= RECORDS TO USE =
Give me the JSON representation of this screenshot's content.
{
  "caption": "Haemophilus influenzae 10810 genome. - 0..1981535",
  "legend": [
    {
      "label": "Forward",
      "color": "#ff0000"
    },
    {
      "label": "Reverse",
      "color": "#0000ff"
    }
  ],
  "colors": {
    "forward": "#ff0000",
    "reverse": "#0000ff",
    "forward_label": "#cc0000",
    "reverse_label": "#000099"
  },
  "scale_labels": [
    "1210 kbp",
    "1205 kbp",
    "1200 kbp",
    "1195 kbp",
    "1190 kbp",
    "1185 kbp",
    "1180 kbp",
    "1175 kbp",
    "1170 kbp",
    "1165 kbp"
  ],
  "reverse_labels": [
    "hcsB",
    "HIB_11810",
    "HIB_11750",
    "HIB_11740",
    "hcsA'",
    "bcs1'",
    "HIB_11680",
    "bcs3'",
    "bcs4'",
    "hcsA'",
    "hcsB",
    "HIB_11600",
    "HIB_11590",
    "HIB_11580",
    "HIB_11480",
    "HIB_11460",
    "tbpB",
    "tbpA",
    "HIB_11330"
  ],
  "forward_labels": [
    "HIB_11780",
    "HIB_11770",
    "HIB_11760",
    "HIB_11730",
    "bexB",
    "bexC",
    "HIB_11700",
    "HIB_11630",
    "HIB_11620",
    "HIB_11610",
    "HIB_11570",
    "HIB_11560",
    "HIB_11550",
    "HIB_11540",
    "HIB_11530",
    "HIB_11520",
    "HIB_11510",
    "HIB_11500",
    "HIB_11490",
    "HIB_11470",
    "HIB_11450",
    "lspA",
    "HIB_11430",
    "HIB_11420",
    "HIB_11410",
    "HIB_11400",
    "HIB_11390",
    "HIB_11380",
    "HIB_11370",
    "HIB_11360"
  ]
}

= TASK DETAILS =
Reproduce the full listing above, keeping every line intact.

= EXERCISE ANSWER =
Give me the JSON representation of this screenshot's content.
{
  "caption": "Haemophilus influenzae 10810 genome. - 0..1981535",
  "legend": [
    {
      "label": "Forward",
      "color": "#ff0000"
    },
    {
      "label": "Reverse",
      "color": "#0000ff"
    }
  ],
  "colors": {
    "forward": "#ff0000",
    "reverse": "#0000ff",
    "forward_label": "#cc0000",
    "reverse_label": "#000099"
  },
  "scale_labels": [
    "1210 kbp",
    "1205 kbp",
    "1200 kbp",
    "1195 kbp",
    "1190 kbp",
    "1185 kbp",
    "1180 kbp",
    "1175 kbp",
    "1170 kbp",
    "1165 kbp"
  ],
  "reverse_labels": [
    "hcsB",
    "HIB_11810",
    "HIB_11750",
    "HIB_11740",
    "hcsA'",
    "bcs1'",
    "HIB_11680",
    "bcs3'",
    "bcs4'",
    "hcsA'",
    "hcsB",
    "HIB_11600",
    "HIB_11590",
    "HIB_11580",
    "HIB_11480",
    "HIB_11460",
    "tbpB",
    "tbpA",
    "HIB_11330"
  ],
  "forward_labels": [
    "HIB_11780",
    "HIB_11770",
    "HIB_11760",
    "HIB_11730",
    "bexB",
    "bexC",
    "HIB_11700",
    "HIB_11630",
    "HIB_11620",
    "HIB_11610",
    "HIB_11570",
    "HIB_11560",
    "HIB_11550",
    "HIB_11540",
    "HIB_11530",
    "HIB_11520",
    "HIB_11510",
    "HIB_11500",
    "HIB_11490",
    "HIB_11470",
    "HIB_11450",
    "lspA",
    "HIB_11430",
    "HIB_11420",
    "HIB_11410",
    "HIB_11400",
    "HIB_11390",
    "HIB_11380",
    "HIB_11370",
    "HIB_11360"
  ]
}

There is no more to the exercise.